▶ Exercise details:
Skip the images and return the records below exactly.

▶ Dataset entries:
--------------------------------------------------

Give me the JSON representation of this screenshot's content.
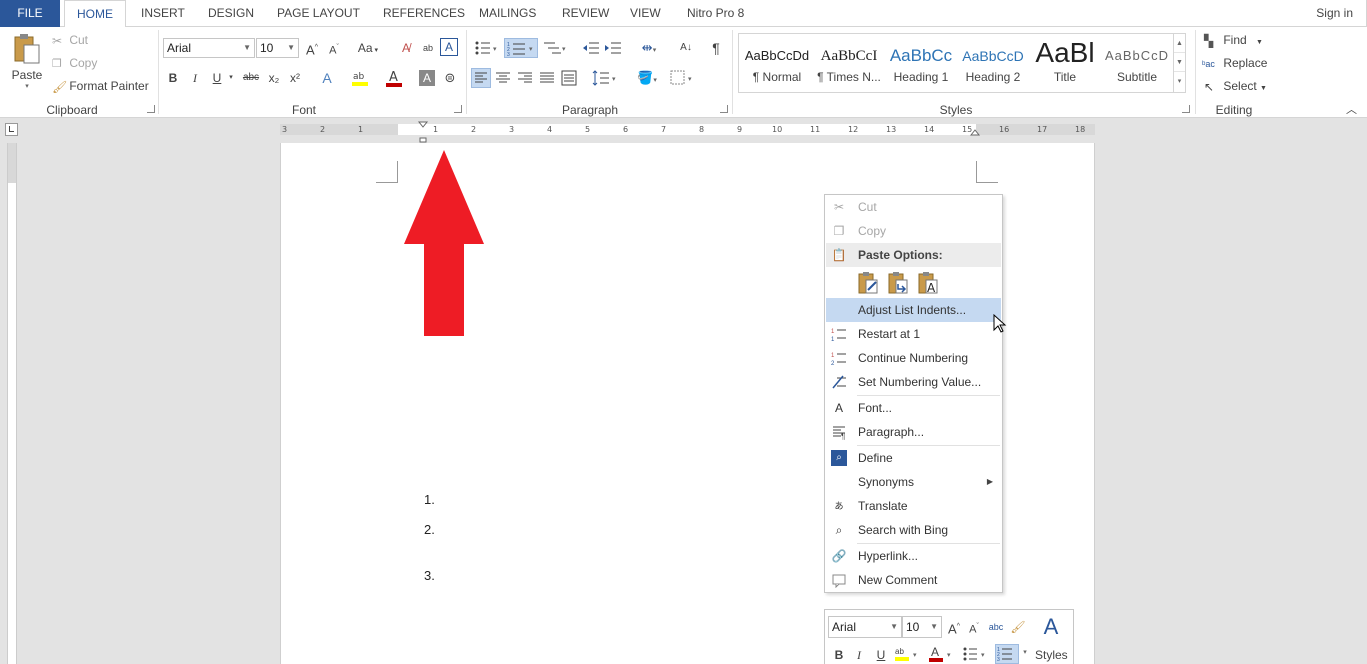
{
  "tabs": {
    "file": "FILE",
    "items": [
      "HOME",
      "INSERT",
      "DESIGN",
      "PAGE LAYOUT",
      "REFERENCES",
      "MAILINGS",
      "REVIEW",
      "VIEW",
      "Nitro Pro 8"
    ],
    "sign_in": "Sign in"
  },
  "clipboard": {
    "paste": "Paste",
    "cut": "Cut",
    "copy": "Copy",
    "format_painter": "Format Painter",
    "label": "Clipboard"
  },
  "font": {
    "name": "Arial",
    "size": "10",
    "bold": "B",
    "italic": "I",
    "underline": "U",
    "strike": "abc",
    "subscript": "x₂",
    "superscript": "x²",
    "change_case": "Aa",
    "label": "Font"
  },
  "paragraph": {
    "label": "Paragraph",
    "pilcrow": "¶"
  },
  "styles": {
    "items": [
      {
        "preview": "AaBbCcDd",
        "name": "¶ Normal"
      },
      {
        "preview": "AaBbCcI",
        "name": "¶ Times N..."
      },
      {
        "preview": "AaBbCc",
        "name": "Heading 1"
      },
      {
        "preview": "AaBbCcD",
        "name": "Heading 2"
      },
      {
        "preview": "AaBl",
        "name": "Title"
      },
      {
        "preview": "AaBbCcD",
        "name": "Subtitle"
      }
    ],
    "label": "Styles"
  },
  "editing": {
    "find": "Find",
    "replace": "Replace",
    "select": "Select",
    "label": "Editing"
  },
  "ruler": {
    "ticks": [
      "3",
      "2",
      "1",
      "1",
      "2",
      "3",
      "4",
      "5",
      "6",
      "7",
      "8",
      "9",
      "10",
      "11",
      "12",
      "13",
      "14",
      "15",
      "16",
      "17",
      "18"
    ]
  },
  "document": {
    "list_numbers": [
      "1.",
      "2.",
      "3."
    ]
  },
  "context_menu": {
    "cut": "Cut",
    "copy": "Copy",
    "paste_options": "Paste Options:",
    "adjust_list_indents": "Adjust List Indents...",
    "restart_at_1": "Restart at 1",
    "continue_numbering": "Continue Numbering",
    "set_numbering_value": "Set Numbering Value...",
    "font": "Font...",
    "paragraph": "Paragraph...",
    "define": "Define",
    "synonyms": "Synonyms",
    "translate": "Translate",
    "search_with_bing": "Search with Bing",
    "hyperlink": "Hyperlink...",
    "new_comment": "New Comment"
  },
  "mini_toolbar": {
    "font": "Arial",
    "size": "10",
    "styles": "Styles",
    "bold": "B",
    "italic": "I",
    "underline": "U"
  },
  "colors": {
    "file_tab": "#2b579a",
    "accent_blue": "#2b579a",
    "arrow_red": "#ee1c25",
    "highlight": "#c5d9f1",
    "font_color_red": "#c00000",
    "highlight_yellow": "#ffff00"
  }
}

--------------------------------------------------

▶ Completed task:
Give me the JSON representation of this screenshot's content.
{
  "tabs": {
    "file": "FILE",
    "items": [
      "HOME",
      "INSERT",
      "DESIGN",
      "PAGE LAYOUT",
      "REFERENCES",
      "MAILINGS",
      "REVIEW",
      "VIEW",
      "Nitro Pro 8"
    ],
    "sign_in": "Sign in"
  },
  "clipboard": {
    "paste": "Paste",
    "cut": "Cut",
    "copy": "Copy",
    "format_painter": "Format Painter",
    "label": "Clipboard"
  },
  "font": {
    "name": "Arial",
    "size": "10",
    "bold": "B",
    "italic": "I",
    "underline": "U",
    "strike": "abc",
    "subscript": "x₂",
    "superscript": "x²",
    "change_case": "Aa",
    "label": "Font"
  },
  "paragraph": {
    "label": "Paragraph",
    "pilcrow": "¶"
  },
  "styles": {
    "items": [
      {
        "preview": "AaBbCcDd",
        "name": "¶ Normal"
      },
      {
        "preview": "AaBbCcI",
        "name": "¶ Times N..."
      },
      {
        "preview": "AaBbCc",
        "name": "Heading 1"
      },
      {
        "preview": "AaBbCcD",
        "name": "Heading 2"
      },
      {
        "preview": "AaBl",
        "name": "Title"
      },
      {
        "preview": "AaBbCcD",
        "name": "Subtitle"
      }
    ],
    "label": "Styles"
  },
  "editing": {
    "find": "Find",
    "replace": "Replace",
    "select": "Select",
    "label": "Editing"
  },
  "ruler": {
    "ticks": [
      "3",
      "2",
      "1",
      "1",
      "2",
      "3",
      "4",
      "5",
      "6",
      "7",
      "8",
      "9",
      "10",
      "11",
      "12",
      "13",
      "14",
      "15",
      "16",
      "17",
      "18"
    ]
  },
  "document": {
    "list_numbers": [
      "1.",
      "2.",
      "3."
    ]
  },
  "context_menu": {
    "cut": "Cut",
    "copy": "Copy",
    "paste_options": "Paste Options:",
    "adjust_list_indents": "Adjust List Indents...",
    "restart_at_1": "Restart at 1",
    "continue_numbering": "Continue Numbering",
    "set_numbering_value": "Set Numbering Value...",
    "font": "Font...",
    "paragraph": "Paragraph...",
    "define": "Define",
    "synonyms": "Synonyms",
    "translate": "Translate",
    "search_with_bing": "Search with Bing",
    "hyperlink": "Hyperlink...",
    "new_comment": "New Comment"
  },
  "mini_toolbar": {
    "font": "Arial",
    "size": "10",
    "styles": "Styles",
    "bold": "B",
    "italic": "I",
    "underline": "U"
  },
  "colors": {
    "file_tab": "#2b579a",
    "accent_blue": "#2b579a",
    "arrow_red": "#ee1c25",
    "highlight": "#c5d9f1",
    "font_color_red": "#c00000",
    "highlight_yellow": "#ffff00"
  }
}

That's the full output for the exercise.